Skip to content

NStepReplayStorage

source

NStepReplayStorage(
   observation_space: gym.Space, action_space: gym.Space, device: str = 'cpu',
   storage_size: int = 1000000, num_envs: int = 1, batch_size: int = 256,
   num_workers: int = 4, pin_memory: bool = True, n_step: int = 3, discount: float = 0.99,
   fetch_every: int = 1000, save_snapshot: bool = False
)


N-step replay storage. Implemented based on: https://github.com/facebookresearch/drqv2/blob/main/replay_buffer.py

Args

  • observation_space (gym.Space) : Observation space.
  • action_space (gym.Space) : Action space.
  • device (str) : Device to convert replay data.
  • storage_size (int) : Max number of element in the storage.
  • num_envs (int) : The number of parallel environments.

====

- SHORT EXERCISE 1
Copy the records from their first line through the line containing "sidebar-item-label: Резервная копия: [66, 151, 145, 162]", including both ends.
The text and the records are unrelated material.

====

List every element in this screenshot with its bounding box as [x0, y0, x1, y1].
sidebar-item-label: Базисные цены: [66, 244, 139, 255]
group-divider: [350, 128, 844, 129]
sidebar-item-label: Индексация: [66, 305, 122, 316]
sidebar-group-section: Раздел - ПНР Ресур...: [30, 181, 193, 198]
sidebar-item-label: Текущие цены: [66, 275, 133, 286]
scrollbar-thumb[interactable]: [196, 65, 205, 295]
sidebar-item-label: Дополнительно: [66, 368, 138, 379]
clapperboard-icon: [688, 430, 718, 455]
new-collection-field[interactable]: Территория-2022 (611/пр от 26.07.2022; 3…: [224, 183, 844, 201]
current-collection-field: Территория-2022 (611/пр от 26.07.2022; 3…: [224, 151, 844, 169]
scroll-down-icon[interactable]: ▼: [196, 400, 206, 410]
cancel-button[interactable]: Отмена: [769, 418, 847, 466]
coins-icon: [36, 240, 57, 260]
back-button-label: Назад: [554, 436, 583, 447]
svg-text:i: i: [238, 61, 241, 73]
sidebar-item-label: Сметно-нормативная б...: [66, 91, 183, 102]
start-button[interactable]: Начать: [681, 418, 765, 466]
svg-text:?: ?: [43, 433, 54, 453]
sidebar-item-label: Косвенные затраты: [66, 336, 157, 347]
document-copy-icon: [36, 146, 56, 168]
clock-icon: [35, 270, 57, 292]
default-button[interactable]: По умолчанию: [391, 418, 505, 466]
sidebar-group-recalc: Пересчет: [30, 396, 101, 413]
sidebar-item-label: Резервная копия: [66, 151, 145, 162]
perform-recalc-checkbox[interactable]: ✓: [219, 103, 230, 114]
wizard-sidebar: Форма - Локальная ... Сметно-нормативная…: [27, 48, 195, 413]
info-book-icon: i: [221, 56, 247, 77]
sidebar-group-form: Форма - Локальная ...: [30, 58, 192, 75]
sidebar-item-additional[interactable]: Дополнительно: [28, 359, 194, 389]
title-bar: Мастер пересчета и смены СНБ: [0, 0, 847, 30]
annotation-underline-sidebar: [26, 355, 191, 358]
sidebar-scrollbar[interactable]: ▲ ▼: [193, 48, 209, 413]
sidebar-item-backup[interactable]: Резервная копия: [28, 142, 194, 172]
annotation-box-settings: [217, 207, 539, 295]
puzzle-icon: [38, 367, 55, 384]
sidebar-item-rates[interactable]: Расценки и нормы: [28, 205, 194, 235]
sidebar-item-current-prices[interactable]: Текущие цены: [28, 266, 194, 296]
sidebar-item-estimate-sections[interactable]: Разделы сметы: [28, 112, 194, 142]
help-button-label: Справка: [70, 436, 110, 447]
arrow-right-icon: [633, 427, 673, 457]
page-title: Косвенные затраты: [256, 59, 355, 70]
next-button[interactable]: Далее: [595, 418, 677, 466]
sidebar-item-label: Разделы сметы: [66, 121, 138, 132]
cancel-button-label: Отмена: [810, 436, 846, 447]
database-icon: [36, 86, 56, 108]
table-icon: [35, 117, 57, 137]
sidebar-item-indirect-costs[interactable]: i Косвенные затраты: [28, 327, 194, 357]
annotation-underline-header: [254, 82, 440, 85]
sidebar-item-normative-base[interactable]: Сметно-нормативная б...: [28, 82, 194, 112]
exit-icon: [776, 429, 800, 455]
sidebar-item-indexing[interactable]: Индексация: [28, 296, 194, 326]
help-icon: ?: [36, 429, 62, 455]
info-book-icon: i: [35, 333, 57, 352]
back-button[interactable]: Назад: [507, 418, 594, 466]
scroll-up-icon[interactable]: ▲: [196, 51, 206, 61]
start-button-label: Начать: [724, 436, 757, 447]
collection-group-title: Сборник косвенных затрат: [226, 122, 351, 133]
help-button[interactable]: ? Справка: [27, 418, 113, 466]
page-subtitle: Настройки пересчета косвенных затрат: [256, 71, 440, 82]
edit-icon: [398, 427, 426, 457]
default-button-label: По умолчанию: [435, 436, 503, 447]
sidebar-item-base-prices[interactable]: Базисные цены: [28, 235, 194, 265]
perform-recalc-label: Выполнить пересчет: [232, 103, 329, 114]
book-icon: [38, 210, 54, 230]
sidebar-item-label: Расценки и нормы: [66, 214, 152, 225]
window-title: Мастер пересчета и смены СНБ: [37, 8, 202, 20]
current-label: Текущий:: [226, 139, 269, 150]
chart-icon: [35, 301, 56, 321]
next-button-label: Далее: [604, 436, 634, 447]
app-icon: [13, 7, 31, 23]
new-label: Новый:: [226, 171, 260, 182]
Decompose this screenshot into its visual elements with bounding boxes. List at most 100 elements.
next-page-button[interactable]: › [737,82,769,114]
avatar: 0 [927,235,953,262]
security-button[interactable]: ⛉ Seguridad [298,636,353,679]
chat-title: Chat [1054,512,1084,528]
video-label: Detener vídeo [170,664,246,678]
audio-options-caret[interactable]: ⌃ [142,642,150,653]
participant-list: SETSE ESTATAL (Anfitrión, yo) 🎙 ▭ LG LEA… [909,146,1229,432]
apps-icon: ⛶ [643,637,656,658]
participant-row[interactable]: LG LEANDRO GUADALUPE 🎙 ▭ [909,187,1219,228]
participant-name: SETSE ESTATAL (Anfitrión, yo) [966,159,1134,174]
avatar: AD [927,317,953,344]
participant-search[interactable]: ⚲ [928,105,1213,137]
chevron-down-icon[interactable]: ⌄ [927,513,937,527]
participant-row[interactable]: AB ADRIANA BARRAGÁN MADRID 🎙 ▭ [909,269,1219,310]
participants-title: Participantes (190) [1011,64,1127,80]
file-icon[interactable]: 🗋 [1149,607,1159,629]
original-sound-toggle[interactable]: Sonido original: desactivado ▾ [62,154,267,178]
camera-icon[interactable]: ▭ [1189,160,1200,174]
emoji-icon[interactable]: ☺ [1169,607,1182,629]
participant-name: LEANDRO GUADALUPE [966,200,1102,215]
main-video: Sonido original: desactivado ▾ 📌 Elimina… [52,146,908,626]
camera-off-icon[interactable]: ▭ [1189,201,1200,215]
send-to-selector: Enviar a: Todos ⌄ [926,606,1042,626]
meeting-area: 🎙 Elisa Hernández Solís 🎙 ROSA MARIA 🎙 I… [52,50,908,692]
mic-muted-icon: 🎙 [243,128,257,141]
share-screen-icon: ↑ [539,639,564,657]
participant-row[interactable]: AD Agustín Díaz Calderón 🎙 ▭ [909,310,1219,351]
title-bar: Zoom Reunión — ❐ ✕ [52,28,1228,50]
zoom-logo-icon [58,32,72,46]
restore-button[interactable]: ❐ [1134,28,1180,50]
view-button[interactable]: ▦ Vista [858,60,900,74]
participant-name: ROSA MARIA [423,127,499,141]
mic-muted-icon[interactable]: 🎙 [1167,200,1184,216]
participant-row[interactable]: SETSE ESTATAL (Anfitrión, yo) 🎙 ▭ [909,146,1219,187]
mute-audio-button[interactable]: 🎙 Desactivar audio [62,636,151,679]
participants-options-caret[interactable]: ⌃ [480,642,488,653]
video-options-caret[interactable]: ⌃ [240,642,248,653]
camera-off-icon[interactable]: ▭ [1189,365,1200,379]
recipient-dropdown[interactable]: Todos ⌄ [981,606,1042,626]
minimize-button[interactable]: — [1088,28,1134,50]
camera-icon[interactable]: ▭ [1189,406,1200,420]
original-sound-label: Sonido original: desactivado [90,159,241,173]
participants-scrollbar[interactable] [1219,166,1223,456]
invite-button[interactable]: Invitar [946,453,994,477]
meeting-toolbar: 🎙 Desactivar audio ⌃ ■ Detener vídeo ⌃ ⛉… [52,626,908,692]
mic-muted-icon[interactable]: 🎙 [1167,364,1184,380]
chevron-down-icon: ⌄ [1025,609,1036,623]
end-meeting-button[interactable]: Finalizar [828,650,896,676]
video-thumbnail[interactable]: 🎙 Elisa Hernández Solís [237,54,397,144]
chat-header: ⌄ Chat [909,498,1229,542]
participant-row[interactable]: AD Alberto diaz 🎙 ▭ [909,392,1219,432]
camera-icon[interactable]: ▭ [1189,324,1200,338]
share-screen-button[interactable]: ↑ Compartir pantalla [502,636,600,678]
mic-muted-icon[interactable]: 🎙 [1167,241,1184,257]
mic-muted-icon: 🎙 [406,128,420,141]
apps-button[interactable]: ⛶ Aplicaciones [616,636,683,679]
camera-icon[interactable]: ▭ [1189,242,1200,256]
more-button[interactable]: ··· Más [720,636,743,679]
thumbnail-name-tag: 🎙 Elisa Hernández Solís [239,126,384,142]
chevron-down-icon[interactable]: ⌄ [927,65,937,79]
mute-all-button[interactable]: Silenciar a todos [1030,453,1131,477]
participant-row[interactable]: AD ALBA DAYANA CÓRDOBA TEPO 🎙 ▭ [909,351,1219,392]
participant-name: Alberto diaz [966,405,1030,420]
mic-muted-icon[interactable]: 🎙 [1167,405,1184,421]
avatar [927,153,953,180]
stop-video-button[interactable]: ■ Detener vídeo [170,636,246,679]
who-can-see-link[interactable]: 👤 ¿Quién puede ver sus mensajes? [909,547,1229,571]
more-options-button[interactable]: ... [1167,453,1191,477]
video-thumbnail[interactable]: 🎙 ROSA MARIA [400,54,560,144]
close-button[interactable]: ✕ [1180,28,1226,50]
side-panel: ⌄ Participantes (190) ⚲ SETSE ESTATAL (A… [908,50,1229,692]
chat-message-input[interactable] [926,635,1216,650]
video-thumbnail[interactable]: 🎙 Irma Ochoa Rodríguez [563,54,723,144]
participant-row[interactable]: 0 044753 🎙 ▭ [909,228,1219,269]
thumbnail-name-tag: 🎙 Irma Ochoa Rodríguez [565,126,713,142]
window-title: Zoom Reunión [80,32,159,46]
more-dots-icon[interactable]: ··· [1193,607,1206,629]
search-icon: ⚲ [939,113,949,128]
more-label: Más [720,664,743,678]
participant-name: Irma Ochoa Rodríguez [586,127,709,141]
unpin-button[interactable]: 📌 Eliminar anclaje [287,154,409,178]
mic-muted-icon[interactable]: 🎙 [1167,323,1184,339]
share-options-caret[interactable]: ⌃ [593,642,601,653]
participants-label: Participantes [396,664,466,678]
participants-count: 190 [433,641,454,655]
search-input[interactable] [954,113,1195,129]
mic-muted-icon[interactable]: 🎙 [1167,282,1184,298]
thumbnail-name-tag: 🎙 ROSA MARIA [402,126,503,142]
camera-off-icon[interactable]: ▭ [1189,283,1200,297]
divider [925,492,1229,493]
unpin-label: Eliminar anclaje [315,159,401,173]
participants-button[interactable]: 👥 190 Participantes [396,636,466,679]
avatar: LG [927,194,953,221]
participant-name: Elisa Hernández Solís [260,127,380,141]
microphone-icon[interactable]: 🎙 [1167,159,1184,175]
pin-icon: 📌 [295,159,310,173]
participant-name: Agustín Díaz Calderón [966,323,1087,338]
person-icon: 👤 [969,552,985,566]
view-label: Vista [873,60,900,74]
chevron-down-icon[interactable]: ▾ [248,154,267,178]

====

- SHORT EXERCISE 2
What default value does the NStepReplayStorage documentation give for the discount parameter?

- RESULT 1
List every element in this screenshot with its bounding box as [x0, y0, x1, y1].
sidebar-item-label: Базисные цены: [66, 244, 139, 255]
group-divider: [350, 128, 844, 129]
sidebar-item-label: Индексация: [66, 305, 122, 316]
sidebar-group-section: Раздел - ПНР Ресур...: [30, 181, 193, 198]
sidebar-item-label: Текущие цены: [66, 275, 133, 286]
scrollbar-thumb[interactable]: [196, 65, 205, 295]
sidebar-item-label: Дополнительно: [66, 368, 138, 379]
clapperboard-icon: [688, 430, 718, 455]
new-collection-field[interactable]: Территория-2022 (611/пр от 26.07.2022; 3…: [224, 183, 844, 201]
current-collection-field: Территория-2022 (611/пр от 26.07.2022; 3…: [224, 151, 844, 169]
scroll-down-icon[interactable]: ▼: [196, 400, 206, 410]
cancel-button[interactable]: Отмена: [769, 418, 847, 466]
coins-icon: [36, 240, 57, 260]
back-button-label: Назад: [554, 436, 583, 447]
svg-text:i: i: [238, 61, 241, 73]
sidebar-item-label: Сметно-нормативная б...: [66, 91, 183, 102]
start-button[interactable]: Начать: [681, 418, 765, 466]
svg-text:?: ?: [43, 433, 54, 453]
sidebar-item-label: Косвенные затраты: [66, 336, 157, 347]
document-copy-icon: [36, 146, 56, 168]
clock-icon: [35, 270, 57, 292]
default-button[interactable]: По умолчанию: [391, 418, 505, 466]
sidebar-group-recalc: Пересчет: [30, 396, 101, 413]
sidebar-item-label: Резервная копия: [66, 151, 145, 162]

- RESULT 2
0.99